WHAT TO DO: Transcribe the listing in full, excluding any pictures.
--- start of EXERCISE DATA ---
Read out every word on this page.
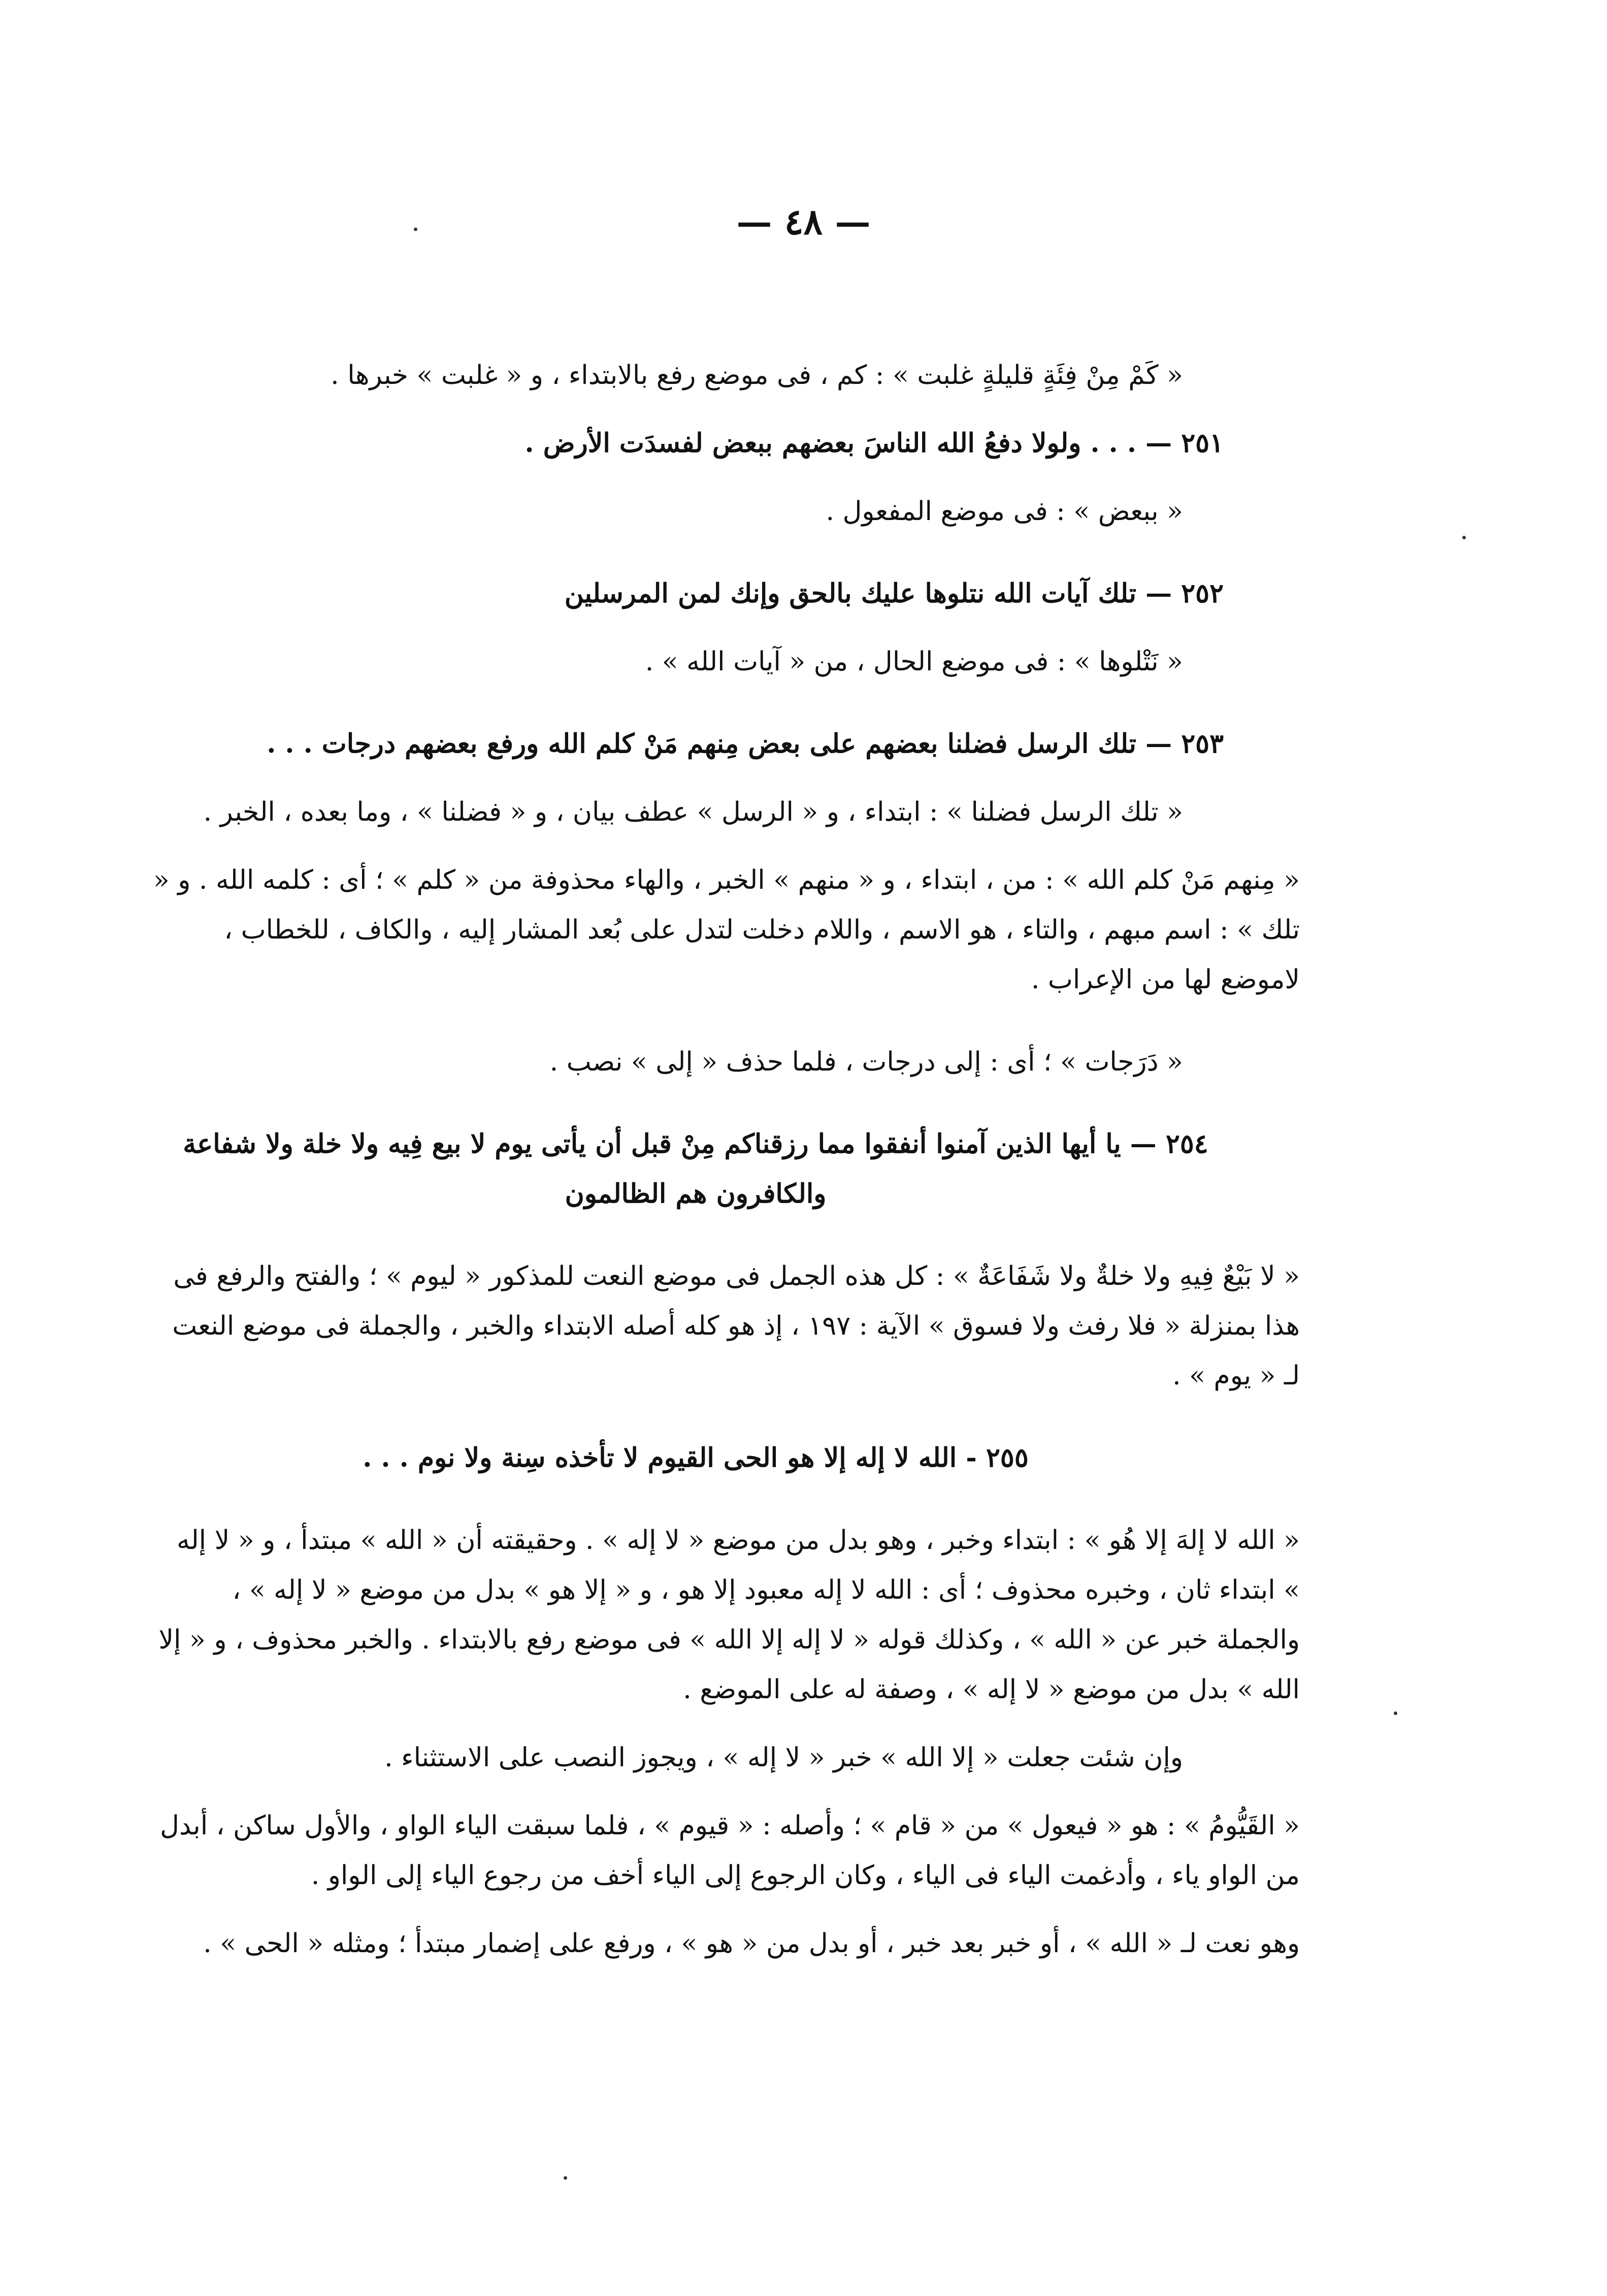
— ٤٨ —

« كَمْ مِنْ فِئَةٍ قليلةٍ غلبت » : كم ، فى موضع رفع بالابتداء ، و « غلبت » خبرها .

٢٥١ — . . . ولولا دفعُ الله الناسَ بعضهم ببعض لفسدَت الأرض .

« ببعض » : فى موضع المفعول .

٢٥٢ — تلك آيات الله نتلوها عليك بالحق وإنك لمن المرسلين

« نَتْلوها » : فى موضع الحال ، من « آيات الله » .

٢٥٣ — تلك الرسل فضلنا بعضهم على بعض مِنهم مَنْ كلم الله ورفع بعضهم درجات . . .

« تلك الرسل فضلنا » : ابتداء ، و « الرسل » عطف بيان ، و « فضلنا » ، وما بعده ، الخبر .

« مِنهم مَنْ كلم الله » : من ، ابتداء ، و « منهم » الخبر ، والهاء محذوفة من « كلم » ؛ أى : كلمه الله . و « تلك » : اسم مبهم ، والتاء ، هو الاسم ، واللام دخلت لتدل على بُعد المشار إليه ، والكاف ، للخطاب ، لاموضع لها من الإعراب .

« دَرَجات » ؛ أى : إلى درجات ، فلما حذف « إلى » نصب .

٢٥٤ — يا أيها الذين آمنوا أنفقوا مما رزقناكم مِنْ قبل أن يأتى يوم لا بيع فِيه ولا خلة ولا شفاعة والكافرون هم الظالمون

« لا بَيْعٌ فِيهِ ولا خلةٌ ولا شَفَاعَةٌ » : كل هذه الجمل فى موضع النعت للمذكور « ليوم » ؛ والفتح والرفع فى هذا بمنزلة « فلا رفث ولا فسوق » الآية : ١٩٧ ، إذ هو كله أصله الابتداء والخبر ، والجملة فى موضع النعت لـ « يوم » .

٢٥٥ - الله لا إله إلا هو الحى القيوم لا تأخذه سِنة ولا نوم . . .

« الله لا إلهَ إلا هُو » : ابتداء وخبر ، وهو بدل من موضع « لا إله » . وحقيقته أن « الله » مبتدأ ، و « لا إله » ابتداء ثان ، وخبره محذوف ؛ أى : الله لا إله معبود إلا هو ، و « إلا هو » بدل من موضع « لا إله » ، والجملة خبر عن « الله » ، وكذلك قوله « لا إله إلا الله » فى موضع رفع بالابتداء . والخبر محذوف ، و « إلا الله » بدل من موضع « لا إله » ، وصفة له على الموضع .

وإن شئت جعلت « إلا الله » خبر « لا إله » ، ويجوز النصب على الاستثناء .

« القَيُّومُ » : هو « فيعول » من « قام » ؛ وأصله : « قيوم » ، فلما سبقت الياء الواو ، والأول ساكن ، أبدل من الواو ياء ، وأدغمت الياء فى الياء ، وكان الرجوع إلى الياء أخف من رجوع الياء إلى الواو .

وهو نعت لـ « الله » ، أو خبر بعد خبر ، أو بدل من « هو » ، ورفع على إضمار مبتدأ ؛ ومثله « الحى » .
--- end of EXERCISE DATA ---
OUTPUT OF THE EXERCISE:
Read out every word on this page.
— ٤٨ —

« كَمْ مِنْ فِئَةٍ قليلةٍ غلبت » : كم ، فى موضع رفع بالابتداء ، و « غلبت » خبرها .

٢٥١ — . . . ولولا دفعُ الله الناسَ بعضهم ببعض لفسدَت الأرض .

« ببعض » : فى موضع المفعول .

٢٥٢ — تلك آيات الله نتلوها عليك بالحق وإنك لمن المرسلين

« نَتْلوها » : فى موضع الحال ، من « آيات الله » .

٢٥٣ — تلك الرسل فضلنا بعضهم على بعض مِنهم مَنْ كلم الله ورفع بعضهم درجات . . .

« تلك الرسل فضلنا » : ابتداء ، و « الرسل » عطف بيان ، و « فضلنا » ، وما بعده ، الخبر .

« مِنهم مَنْ كلم الله » : من ، ابتداء ، و « منهم » الخبر ، والهاء محذوفة من « كلم » ؛ أى : كلمه الله . و « تلك » : اسم مبهم ، والتاء ، هو الاسم ، واللام دخلت لتدل على بُعد المشار إليه ، والكاف ، للخطاب ، لاموضع لها من الإعراب .

« دَرَجات » ؛ أى : إلى درجات ، فلما حذف « إلى » نصب .

٢٥٤ — يا أيها الذين آمنوا أنفقوا مما رزقناكم مِنْ قبل أن يأتى يوم لا بيع فِيه ولا خلة ولا شفاعة والكافرون هم الظالمون

« لا بَيْعٌ فِيهِ ولا خلةٌ ولا شَفَاعَةٌ » : كل هذه الجمل فى موضع النعت للمذكور « ليوم » ؛ والفتح والرفع فى هذا بمنزلة « فلا رفث ولا فسوق » الآية : ١٩٧ ، إذ هو كله أصله الابتداء والخبر ، والجملة فى موضع النعت لـ « يوم » .

٢٥٥ - الله لا إله إلا هو الحى القيوم لا تأخذه سِنة ولا نوم . . .

« الله لا إلهَ إلا هُو » : ابتداء وخبر ، وهو بدل من موضع « لا إله » . وحقيقته أن « الله » مبتدأ ، و « لا إله » ابتداء ثان ، وخبره محذوف ؛ أى : الله لا إله معبود إلا هو ، و « إلا هو » بدل من موضع « لا إله » ، والجملة خبر عن « الله » ، وكذلك قوله « لا إله إلا الله » فى موضع رفع بالابتداء . والخبر محذوف ، و « إلا الله » بدل من موضع « لا إله » ، وصفة له على الموضع .

وإن شئت جعلت « إلا الله » خبر « لا إله » ، ويجوز النصب على الاستثناء .

« القَيُّومُ » : هو « فيعول » من « قام » ؛ وأصله : « قيوم » ، فلما سبقت الياء الواو ، والأول ساكن ، أبدل من الواو ياء ، وأدغمت الياء فى الياء ، وكان الرجوع إلى الياء أخف من رجوع الياء إلى الواو .

وهو نعت لـ « الله » ، أو خبر بعد خبر ، أو بدل من « هو » ، ورفع على إضمار مبتدأ ؛ ومثله « الحى » .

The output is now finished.